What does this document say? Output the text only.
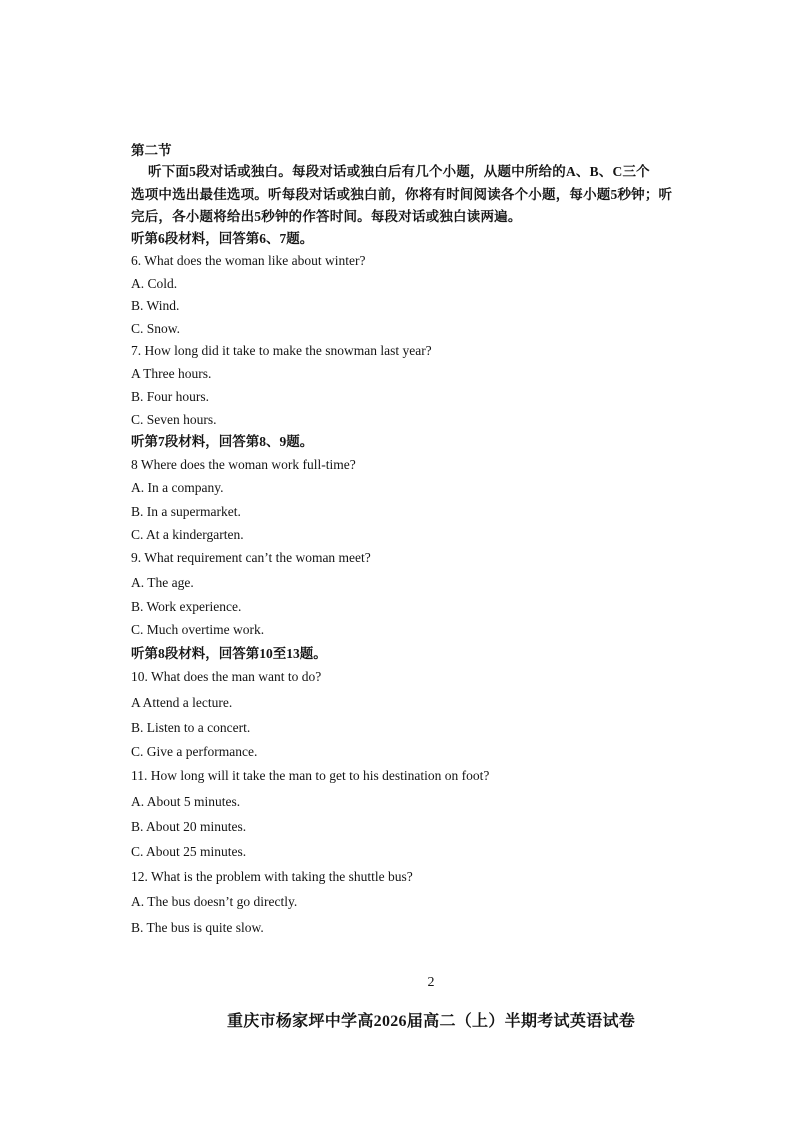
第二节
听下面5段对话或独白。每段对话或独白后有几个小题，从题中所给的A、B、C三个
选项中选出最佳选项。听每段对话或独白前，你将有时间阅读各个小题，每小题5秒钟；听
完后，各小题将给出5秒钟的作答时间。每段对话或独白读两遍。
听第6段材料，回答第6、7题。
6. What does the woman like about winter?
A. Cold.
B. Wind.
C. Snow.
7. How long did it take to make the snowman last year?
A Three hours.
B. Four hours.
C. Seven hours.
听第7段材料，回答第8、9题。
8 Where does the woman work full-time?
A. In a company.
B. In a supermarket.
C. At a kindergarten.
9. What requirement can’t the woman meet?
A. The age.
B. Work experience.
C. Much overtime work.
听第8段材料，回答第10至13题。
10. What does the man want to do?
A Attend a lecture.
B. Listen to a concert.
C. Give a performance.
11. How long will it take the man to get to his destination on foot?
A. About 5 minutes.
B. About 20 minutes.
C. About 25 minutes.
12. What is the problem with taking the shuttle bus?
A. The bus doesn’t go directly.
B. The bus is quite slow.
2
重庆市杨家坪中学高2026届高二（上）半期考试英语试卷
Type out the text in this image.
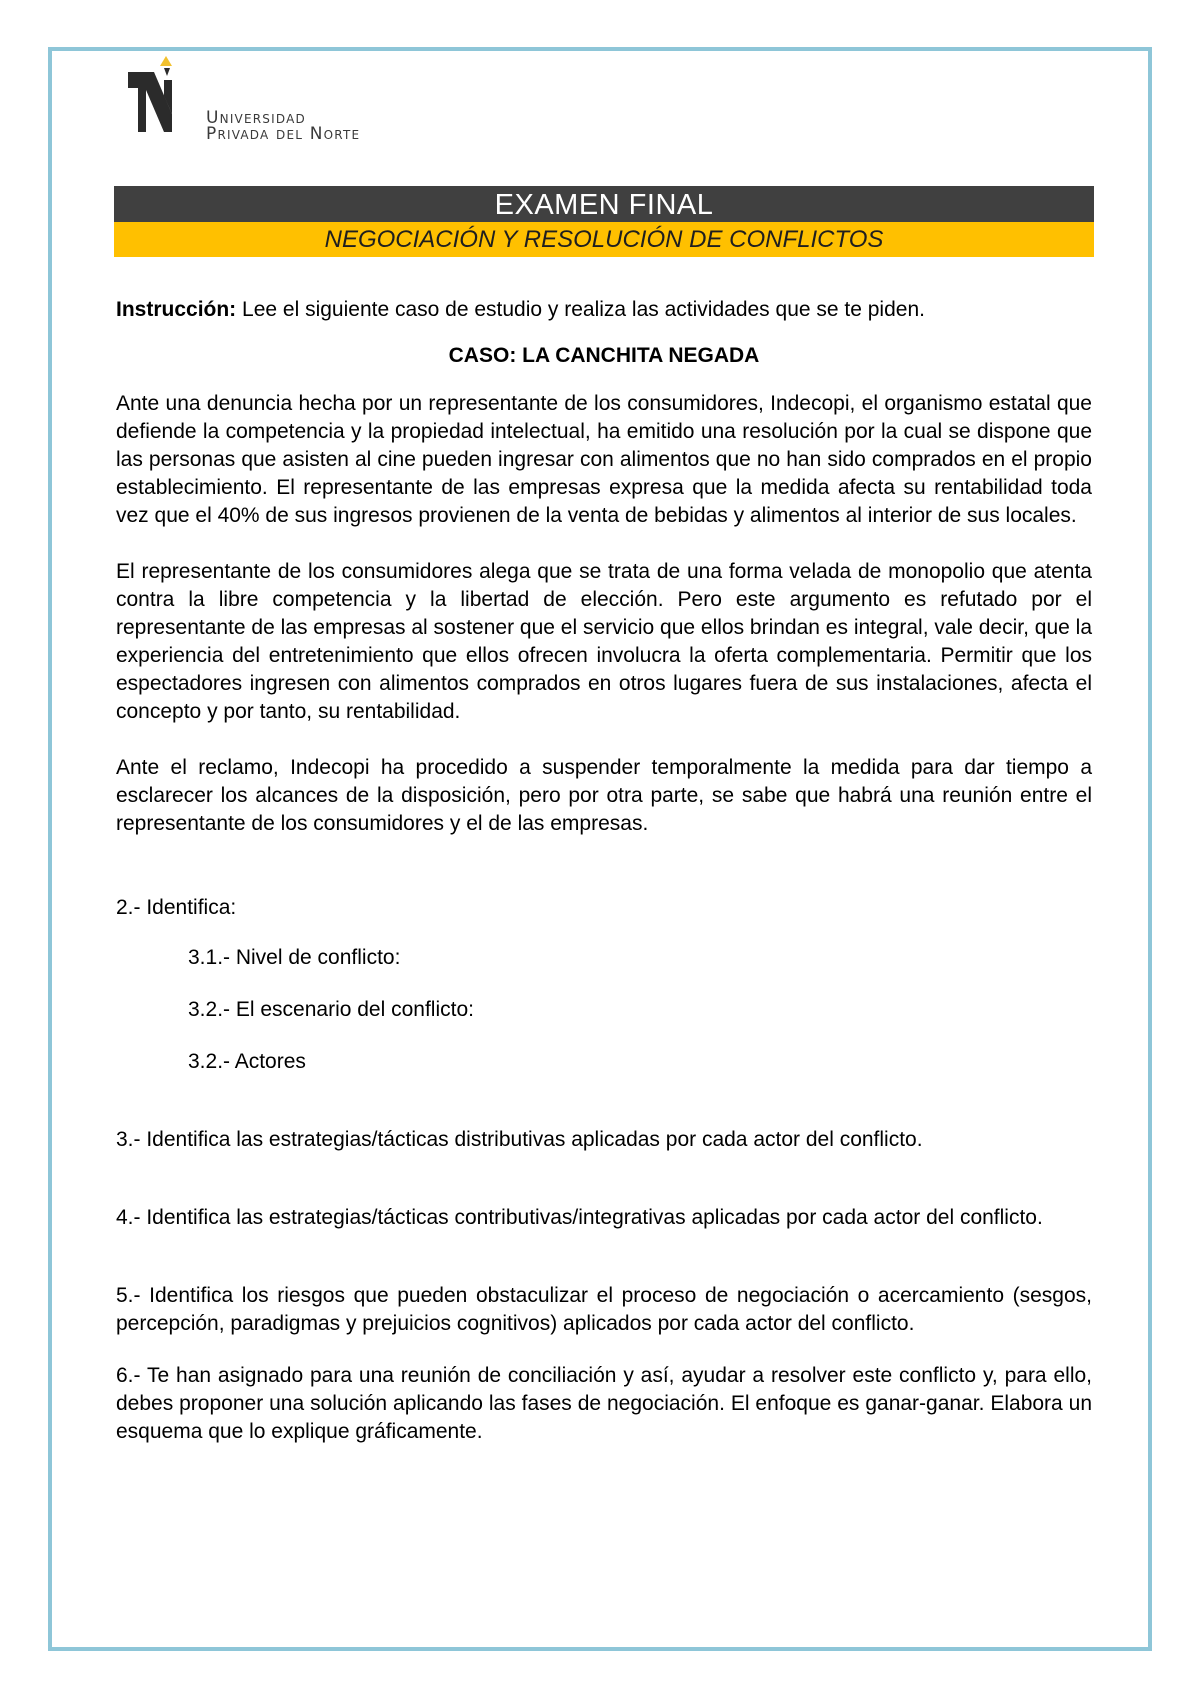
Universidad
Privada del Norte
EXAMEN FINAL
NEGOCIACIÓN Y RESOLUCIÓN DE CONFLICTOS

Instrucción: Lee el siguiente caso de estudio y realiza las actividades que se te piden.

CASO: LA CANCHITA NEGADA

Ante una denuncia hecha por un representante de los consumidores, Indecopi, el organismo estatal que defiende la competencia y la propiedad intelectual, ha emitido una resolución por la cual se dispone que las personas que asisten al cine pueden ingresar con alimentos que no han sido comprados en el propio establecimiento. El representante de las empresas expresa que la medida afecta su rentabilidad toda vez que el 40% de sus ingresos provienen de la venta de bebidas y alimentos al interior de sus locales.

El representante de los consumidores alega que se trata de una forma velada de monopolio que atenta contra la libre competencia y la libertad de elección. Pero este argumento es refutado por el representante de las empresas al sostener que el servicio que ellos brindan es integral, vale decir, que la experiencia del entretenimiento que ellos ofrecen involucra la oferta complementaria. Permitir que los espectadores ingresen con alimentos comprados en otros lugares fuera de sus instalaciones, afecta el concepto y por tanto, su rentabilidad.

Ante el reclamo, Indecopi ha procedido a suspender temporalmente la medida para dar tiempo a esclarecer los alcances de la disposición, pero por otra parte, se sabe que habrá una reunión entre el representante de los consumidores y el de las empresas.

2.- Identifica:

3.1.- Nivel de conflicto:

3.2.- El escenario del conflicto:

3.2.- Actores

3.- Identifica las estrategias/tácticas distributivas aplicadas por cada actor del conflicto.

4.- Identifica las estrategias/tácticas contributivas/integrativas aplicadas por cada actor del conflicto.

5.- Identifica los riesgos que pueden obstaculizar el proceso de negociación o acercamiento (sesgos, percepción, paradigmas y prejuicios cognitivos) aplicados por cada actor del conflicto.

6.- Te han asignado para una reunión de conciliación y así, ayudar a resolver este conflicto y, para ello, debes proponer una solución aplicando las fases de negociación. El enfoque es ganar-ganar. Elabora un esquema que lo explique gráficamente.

+ + + +

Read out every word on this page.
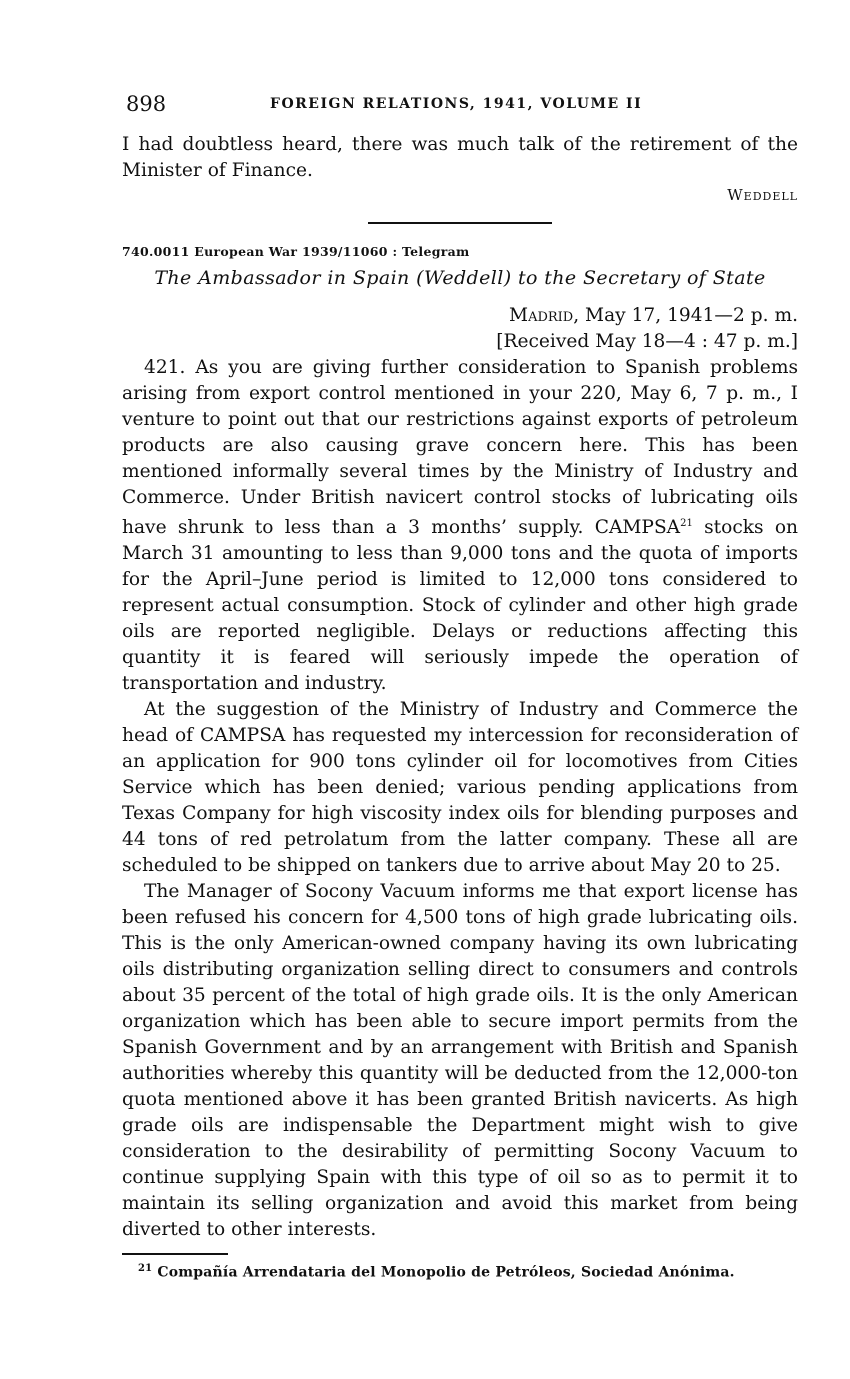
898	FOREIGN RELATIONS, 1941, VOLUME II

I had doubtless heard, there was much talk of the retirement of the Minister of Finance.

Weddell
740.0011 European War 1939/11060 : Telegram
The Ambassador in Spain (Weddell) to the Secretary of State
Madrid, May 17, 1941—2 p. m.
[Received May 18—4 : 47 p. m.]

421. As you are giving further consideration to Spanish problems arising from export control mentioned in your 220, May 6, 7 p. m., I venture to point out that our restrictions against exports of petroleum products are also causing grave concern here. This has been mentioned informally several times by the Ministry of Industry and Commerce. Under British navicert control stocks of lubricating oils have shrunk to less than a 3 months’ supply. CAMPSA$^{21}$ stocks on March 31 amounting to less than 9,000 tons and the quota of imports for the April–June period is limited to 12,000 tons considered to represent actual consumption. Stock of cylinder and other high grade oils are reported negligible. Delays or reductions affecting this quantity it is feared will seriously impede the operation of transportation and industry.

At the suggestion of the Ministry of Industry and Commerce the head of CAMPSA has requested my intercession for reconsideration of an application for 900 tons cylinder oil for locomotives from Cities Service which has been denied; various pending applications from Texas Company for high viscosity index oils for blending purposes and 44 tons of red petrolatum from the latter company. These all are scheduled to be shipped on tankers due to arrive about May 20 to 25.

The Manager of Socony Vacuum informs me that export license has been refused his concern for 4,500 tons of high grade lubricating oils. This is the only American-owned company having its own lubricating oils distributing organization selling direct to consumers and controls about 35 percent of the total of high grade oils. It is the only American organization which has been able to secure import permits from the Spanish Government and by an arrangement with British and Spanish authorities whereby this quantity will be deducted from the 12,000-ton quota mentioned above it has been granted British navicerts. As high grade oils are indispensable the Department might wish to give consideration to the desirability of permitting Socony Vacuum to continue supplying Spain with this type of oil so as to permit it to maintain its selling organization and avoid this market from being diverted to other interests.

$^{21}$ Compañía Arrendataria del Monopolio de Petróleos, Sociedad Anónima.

+ + + +

Work to do:
Search the records above for "take". Copy each line where it is found.

Solution to this problem:
7. How long did it take to make the snowman last year?
11. How long will it take the man to get to his destination on foot?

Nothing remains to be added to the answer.